Locate each line containing the string "Operations" and copy it out.

---- Provided data

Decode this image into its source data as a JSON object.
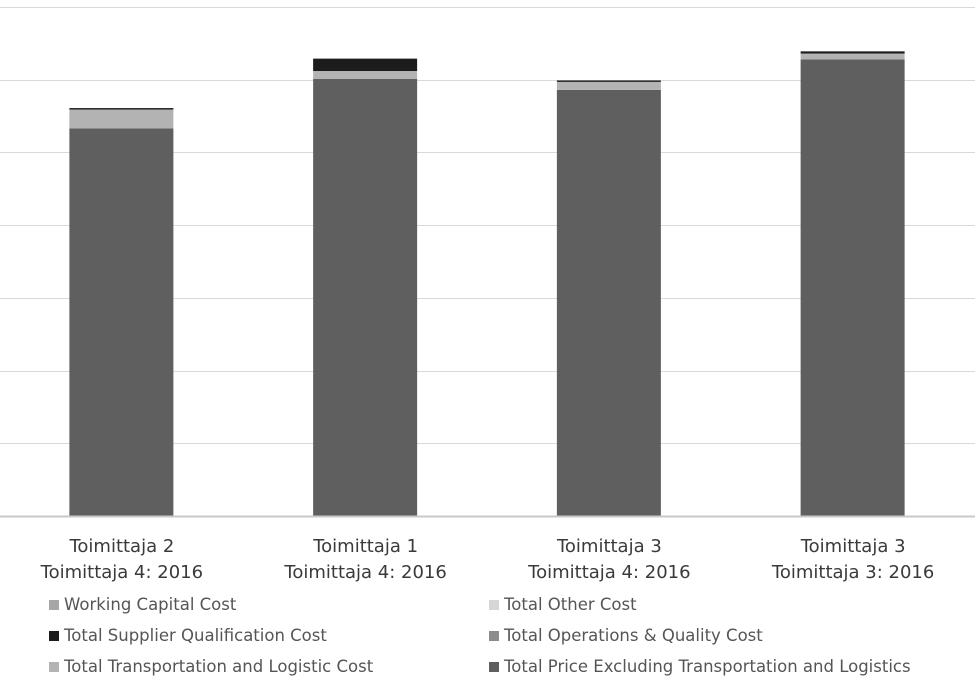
{
  "chart_data": {
    "type": "bar",
    "stacked": true,
    "categories": [
      [
        "Toimittaja 2",
        "Toimittaja 4: 2016"
      ],
      [
        "Toimittaja 1",
        "Toimittaja 4: 2016"
      ],
      [
        "Toimittaja 3",
        "Toimittaja 4: 2016"
      ],
      [
        "Toimittaja 3",
        "Toimittaja 3: 2016"
      ]
    ],
    "ylim": [
      0,
      70
    ],
    "grid": true,
    "legend_position": "bottom",
    "series": [
      {
        "name": "Total Price Excluding Transportation and Logistics",
        "color": "#5f5f5f",
        "values": [
          53.3,
          60.1,
          58.6,
          62.8
        ]
      },
      {
        "name": "Total Operations & Quality Cost",
        "color": "#8c8c8c",
        "values": [
          0,
          0,
          0,
          0
        ]
      },
      {
        "name": "Total Transportation and Logistic Cost",
        "color": "#b3b3b3",
        "values": [
          2.6,
          1.1,
          1.1,
          0.8
        ]
      },
      {
        "name": "Total Other Cost",
        "color": "#d6d6d6",
        "values": [
          0,
          0,
          0,
          0
        ]
      },
      {
        "name": "Total Supplier Qualification Cost",
        "color": "#1c1c1c",
        "values": [
          0.2,
          1.7,
          0.2,
          0.3
        ]
      },
      {
        "name": "Working Capital Cost",
        "color": "#a6a6a6",
        "values": [
          0,
          0,
          0,
          0
        ]
      }
    ],
    "legend_order": [
      "Working Capital Cost",
      "Total Other Cost",
      "Total Supplier Qualification Cost",
      "Total Operations & Quality Cost",
      "Total Transportation and Logistic Cost",
      "Total Price Excluding Transportation and Logistics"
    ]
  }
}
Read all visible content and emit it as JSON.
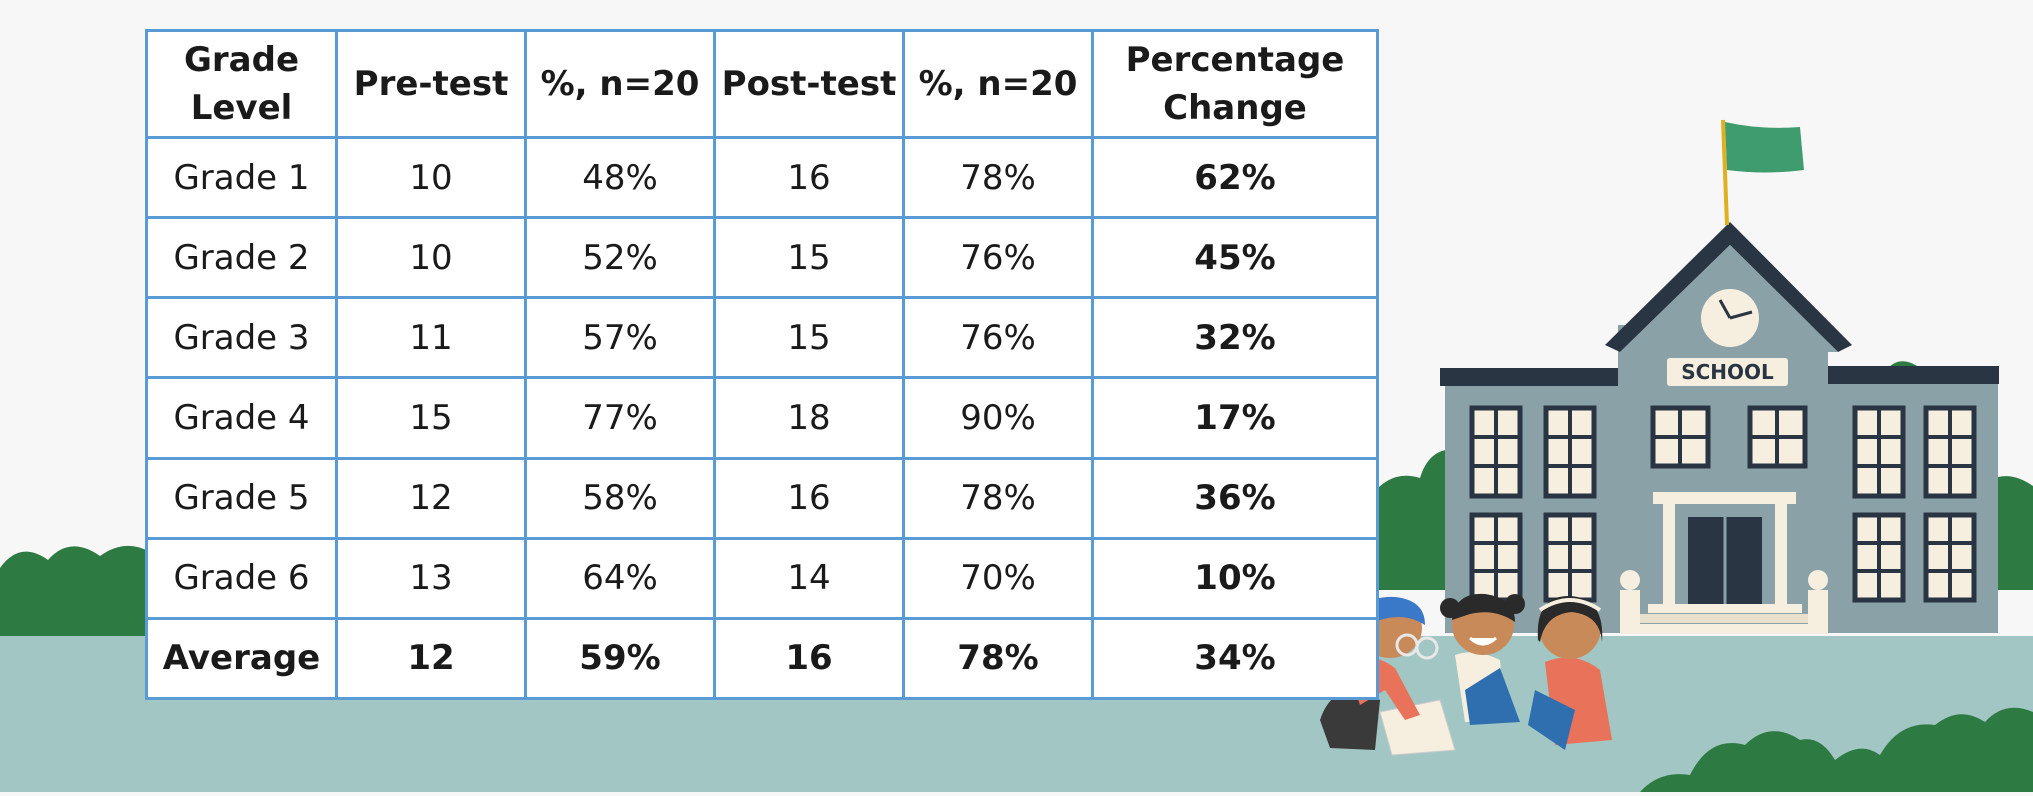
{
  "table": {
    "headers": [
      {
        "line1": "Grade",
        "line2": "Level"
      },
      {
        "line1": "Pre-test",
        "line2": ""
      },
      {
        "line1": "%, n=20",
        "line2": ""
      },
      {
        "line1": "Post-test",
        "line2": ""
      },
      {
        "line1": "%, n=20",
        "line2": ""
      },
      {
        "line1": "Percentage",
        "line2": "Change"
      }
    ],
    "rows": [
      {
        "grade": "Grade 1",
        "pre": "10",
        "pre_pct": "48%",
        "post": "16",
        "post_pct": "78%",
        "change": "62%"
      },
      {
        "grade": "Grade 2",
        "pre": "10",
        "pre_pct": "52%",
        "post": "15",
        "post_pct": "76%",
        "change": "45%"
      },
      {
        "grade": "Grade 3",
        "pre": "11",
        "pre_pct": "57%",
        "post": "15",
        "post_pct": "76%",
        "change": "32%"
      },
      {
        "grade": "Grade 4",
        "pre": "15",
        "pre_pct": "77%",
        "post": "18",
        "post_pct": "90%",
        "change": "17%"
      },
      {
        "grade": "Grade 5",
        "pre": "12",
        "pre_pct": "58%",
        "post": "16",
        "post_pct": "78%",
        "change": "36%"
      },
      {
        "grade": "Grade 6",
        "pre": "13",
        "pre_pct": "64%",
        "post": "14",
        "post_pct": "70%",
        "change": "10%"
      }
    ],
    "average": {
      "grade": "Average",
      "pre": "12",
      "pre_pct": "59%",
      "post": "16",
      "post_pct": "78%",
      "change": "34%"
    }
  },
  "illustration": {
    "sign_text": "SCHOOL",
    "colors": {
      "ground": "#a2c6c3",
      "bush": "#2e7a43",
      "building": "#8aa1a8",
      "roof": "#2a3544",
      "flag": "#3e9c6e",
      "table_border": "#5b9bd5"
    }
  }
}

--------

The result:
        "name": "Total Operations & Quality Cost",
      "Total Operations & Quality Cost",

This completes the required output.